- _Written problem_: Copy, in full, each line of the material that holds the word "text".

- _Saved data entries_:
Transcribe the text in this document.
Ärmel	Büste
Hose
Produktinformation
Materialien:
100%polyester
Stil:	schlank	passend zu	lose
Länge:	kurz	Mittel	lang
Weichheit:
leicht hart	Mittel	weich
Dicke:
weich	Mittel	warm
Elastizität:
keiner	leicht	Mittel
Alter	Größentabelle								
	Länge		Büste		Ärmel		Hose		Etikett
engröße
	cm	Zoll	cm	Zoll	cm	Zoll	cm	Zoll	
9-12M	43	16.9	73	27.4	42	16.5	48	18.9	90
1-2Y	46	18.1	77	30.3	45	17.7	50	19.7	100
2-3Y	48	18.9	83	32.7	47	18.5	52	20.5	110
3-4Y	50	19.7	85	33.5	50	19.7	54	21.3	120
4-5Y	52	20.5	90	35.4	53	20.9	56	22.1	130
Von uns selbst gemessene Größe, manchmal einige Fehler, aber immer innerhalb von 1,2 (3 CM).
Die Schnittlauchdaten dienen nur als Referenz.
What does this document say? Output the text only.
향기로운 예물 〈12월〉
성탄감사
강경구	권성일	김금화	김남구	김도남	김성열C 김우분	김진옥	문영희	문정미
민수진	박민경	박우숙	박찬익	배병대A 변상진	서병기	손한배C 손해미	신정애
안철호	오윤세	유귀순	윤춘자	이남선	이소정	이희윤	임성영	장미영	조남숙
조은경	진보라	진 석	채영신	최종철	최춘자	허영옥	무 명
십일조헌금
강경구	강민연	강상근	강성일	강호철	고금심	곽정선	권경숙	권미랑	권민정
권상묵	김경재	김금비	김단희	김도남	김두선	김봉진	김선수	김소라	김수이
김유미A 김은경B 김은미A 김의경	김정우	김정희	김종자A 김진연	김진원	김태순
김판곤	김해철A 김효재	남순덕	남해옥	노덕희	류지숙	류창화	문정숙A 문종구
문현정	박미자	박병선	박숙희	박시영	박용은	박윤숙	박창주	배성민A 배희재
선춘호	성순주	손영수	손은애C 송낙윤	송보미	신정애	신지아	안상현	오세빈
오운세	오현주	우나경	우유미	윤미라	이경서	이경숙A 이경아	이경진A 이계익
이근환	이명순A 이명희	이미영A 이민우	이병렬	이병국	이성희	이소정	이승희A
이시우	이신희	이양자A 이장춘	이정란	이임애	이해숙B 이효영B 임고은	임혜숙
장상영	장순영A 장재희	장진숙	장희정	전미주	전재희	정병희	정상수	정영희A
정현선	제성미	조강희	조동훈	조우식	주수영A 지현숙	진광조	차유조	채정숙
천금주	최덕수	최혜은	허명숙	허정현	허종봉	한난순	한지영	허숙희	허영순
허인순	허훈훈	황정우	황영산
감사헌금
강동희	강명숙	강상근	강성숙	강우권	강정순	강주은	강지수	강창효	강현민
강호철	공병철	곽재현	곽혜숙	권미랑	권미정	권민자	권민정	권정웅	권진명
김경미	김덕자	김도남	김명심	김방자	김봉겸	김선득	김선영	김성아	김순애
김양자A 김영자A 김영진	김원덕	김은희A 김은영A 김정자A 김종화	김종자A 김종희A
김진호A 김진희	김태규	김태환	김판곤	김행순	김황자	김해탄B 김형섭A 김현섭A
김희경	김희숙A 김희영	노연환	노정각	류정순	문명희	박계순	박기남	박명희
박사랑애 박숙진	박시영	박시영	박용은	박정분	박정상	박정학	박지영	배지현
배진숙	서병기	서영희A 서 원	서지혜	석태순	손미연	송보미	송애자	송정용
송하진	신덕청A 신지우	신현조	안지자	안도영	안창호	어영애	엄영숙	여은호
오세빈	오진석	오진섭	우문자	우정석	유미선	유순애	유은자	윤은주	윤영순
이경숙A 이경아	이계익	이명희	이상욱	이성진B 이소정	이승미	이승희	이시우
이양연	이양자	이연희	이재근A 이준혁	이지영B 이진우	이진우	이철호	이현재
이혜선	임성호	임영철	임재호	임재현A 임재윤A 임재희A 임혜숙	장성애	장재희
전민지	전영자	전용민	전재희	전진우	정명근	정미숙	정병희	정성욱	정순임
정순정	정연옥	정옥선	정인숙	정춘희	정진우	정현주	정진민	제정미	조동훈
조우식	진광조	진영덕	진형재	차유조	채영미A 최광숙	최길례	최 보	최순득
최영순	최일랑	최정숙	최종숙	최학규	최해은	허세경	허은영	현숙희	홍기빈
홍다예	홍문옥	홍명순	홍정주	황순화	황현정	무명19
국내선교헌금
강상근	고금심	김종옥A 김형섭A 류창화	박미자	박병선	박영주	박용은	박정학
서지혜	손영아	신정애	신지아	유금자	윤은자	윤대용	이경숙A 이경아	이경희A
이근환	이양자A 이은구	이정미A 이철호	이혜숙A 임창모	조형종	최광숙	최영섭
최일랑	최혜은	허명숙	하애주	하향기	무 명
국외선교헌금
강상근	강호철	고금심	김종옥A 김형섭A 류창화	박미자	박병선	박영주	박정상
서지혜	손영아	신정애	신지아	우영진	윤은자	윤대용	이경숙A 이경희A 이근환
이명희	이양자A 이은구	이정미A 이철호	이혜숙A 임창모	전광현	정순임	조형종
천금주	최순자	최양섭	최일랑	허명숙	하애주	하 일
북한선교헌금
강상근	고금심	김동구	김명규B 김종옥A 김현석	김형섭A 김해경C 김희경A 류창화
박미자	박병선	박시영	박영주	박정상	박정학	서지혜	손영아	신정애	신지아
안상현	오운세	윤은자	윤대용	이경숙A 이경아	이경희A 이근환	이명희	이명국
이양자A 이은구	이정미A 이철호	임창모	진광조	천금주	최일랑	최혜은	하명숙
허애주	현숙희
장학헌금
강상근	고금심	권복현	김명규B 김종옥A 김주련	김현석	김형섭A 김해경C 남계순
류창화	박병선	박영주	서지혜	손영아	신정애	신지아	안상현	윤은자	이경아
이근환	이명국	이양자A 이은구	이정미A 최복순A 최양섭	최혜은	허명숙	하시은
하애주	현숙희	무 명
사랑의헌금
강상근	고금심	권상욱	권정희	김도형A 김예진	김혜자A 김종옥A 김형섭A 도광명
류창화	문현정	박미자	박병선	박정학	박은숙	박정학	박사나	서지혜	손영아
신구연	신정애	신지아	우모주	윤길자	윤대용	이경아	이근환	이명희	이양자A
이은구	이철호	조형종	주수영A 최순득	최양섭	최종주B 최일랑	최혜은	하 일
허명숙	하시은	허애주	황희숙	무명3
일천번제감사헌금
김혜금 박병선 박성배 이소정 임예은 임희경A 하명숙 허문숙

- _Exercise output_:
Transcribe the text in this document.
What does this document say? Output the text only.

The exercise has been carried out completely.